EXERCISE TASK>
Make an exact copy of the listing below.

INPUT ROWS>
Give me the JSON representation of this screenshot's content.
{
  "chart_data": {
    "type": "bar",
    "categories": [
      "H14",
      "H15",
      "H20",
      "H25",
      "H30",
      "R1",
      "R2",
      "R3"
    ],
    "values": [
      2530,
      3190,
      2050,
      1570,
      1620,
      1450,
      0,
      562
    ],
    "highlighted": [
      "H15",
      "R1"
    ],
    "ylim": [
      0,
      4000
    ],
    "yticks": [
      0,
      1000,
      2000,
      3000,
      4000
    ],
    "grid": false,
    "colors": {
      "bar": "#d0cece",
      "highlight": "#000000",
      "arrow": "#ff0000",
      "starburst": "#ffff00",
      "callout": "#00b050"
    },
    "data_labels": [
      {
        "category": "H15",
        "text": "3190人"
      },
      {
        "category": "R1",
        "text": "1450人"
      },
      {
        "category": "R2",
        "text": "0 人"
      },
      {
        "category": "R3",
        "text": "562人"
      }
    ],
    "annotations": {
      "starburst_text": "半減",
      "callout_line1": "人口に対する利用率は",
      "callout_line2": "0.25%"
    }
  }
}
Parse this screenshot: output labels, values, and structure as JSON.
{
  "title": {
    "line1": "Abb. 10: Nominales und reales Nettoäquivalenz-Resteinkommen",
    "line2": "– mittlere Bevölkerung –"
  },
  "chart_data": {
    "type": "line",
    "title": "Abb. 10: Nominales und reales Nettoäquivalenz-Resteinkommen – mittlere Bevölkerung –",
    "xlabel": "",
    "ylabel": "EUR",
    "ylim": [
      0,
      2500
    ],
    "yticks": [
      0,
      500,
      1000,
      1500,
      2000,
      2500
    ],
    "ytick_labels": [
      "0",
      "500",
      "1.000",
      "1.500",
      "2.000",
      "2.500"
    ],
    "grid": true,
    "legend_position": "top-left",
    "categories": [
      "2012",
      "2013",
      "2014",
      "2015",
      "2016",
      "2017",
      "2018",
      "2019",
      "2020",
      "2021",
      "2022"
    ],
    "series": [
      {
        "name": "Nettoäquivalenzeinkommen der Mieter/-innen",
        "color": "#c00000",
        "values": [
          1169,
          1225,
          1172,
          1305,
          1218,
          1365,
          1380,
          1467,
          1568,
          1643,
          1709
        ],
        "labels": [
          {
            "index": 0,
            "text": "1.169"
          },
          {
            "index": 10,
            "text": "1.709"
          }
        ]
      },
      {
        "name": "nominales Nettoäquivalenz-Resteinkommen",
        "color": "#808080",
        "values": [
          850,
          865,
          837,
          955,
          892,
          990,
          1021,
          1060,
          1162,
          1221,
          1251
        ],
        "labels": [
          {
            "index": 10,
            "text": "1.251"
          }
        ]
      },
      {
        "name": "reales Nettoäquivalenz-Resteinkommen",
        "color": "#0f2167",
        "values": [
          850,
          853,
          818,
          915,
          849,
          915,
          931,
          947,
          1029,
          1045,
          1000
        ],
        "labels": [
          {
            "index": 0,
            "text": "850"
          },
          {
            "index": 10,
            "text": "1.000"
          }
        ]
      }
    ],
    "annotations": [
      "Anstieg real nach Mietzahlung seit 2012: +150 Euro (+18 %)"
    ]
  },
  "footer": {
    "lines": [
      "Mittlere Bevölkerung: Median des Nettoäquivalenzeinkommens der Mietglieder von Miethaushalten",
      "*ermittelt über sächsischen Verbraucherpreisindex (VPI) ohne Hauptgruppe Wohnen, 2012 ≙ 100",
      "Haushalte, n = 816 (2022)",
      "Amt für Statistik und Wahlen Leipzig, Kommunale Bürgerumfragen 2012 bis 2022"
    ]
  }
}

ANSWER TO THE PROBLEM>
Give me the JSON representation of this screenshot's content.
{
  "chart_data": {
    "type": "bar",
    "categories": [
      "H14",
      "H15",
      "H20",
      "H25",
      "H30",
      "R1",
      "R2",
      "R3"
    ],
    "values": [
      2530,
      3190,
      2050,
      1570,
      1620,
      1450,
      0,
      562
    ],
    "highlighted": [
      "H15",
      "R1"
    ],
    "ylim": [
      0,
      4000
    ],
    "yticks": [
      0,
      1000,
      2000,
      3000,
      4000
    ],
    "grid": false,
    "colors": {
      "bar": "#d0cece",
      "highlight": "#000000",
      "arrow": "#ff0000",
      "starburst": "#ffff00",
      "callout": "#00b050"
    },
    "data_labels": [
      {
        "category": "H15",
        "text": "3190人"
      },
      {
        "category": "R1",
        "text": "1450人"
      },
      {
        "category": "R2",
        "text": "0 人"
      },
      {
        "category": "R3",
        "text": "562人"
      }
    ],
    "annotations": {
      "starburst_text": "半減",
      "callout_line1": "人口に対する利用率は",
      "callout_line2": "0.25%"
    }
  }
}
Parse this screenshot: output labels, values, and structure as JSON.
{
  "title": {
    "line1": "Abb. 10: Nominales und reales Nettoäquivalenz-Resteinkommen",
    "line2": "– mittlere Bevölkerung –"
  },
  "chart_data": {
    "type": "line",
    "title": "Abb. 10: Nominales und reales Nettoäquivalenz-Resteinkommen – mittlere Bevölkerung –",
    "xlabel": "",
    "ylabel": "EUR",
    "ylim": [
      0,
      2500
    ],
    "yticks": [
      0,
      500,
      1000,
      1500,
      2000,
      2500
    ],
    "ytick_labels": [
      "0",
      "500",
      "1.000",
      "1.500",
      "2.000",
      "2.500"
    ],
    "grid": true,
    "legend_position": "top-left",
    "categories": [
      "2012",
      "2013",
      "2014",
      "2015",
      "2016",
      "2017",
      "2018",
      "2019",
      "2020",
      "2021",
      "2022"
    ],
    "series": [
      {
        "name": "Nettoäquivalenzeinkommen der Mieter/-innen",
        "color": "#c00000",
        "values": [
          1169,
          1225,
          1172,
          1305,
          1218,
          1365,
          1380,
          1467,
          1568,
          1643,
          1709
        ],
        "labels": [
          {
            "index": 0,
            "text": "1.169"
          },
          {
            "index": 10,
            "text": "1.709"
          }
        ]
      },
      {
        "name": "nominales Nettoäquivalenz-Resteinkommen",
        "color": "#808080",
        "values": [
          850,
          865,
          837,
          955,
          892,
          990,
          1021,
          1060,
          1162,
          1221,
          1251
        ],
        "labels": [
          {
            "index": 10,
            "text": "1.251"
          }
        ]
      },
      {
        "name": "reales Nettoäquivalenz-Resteinkommen",
        "color": "#0f2167",
        "values": [
          850,
          853,
          818,
          915,
          849,
          915,
          931,
          947,
          1029,
          1045,
          1000
        ],
        "labels": [
          {
            "index": 0,
            "text": "850"
          },
          {
            "index": 10,
            "text": "1.000"
          }
        ]
      }
    ],
    "annotations": [
      "Anstieg real nach Mietzahlung seit 2012: +150 Euro (+18 %)"
    ]
  },
  "footer": {
    "lines": [
      "Mittlere Bevölkerung: Median des Nettoäquivalenzeinkommens der Mietglieder von Miethaushalten",
      "*ermittelt über sächsischen Verbraucherpreisindex (VPI) ohne Hauptgruppe Wohnen, 2012 ≙ 100",
      "Haushalte, n = 816 (2022)",
      "Amt für Statistik und Wahlen Leipzig, Kommunale Bürgerumfragen 2012 bis 2022"
    ]
  }
}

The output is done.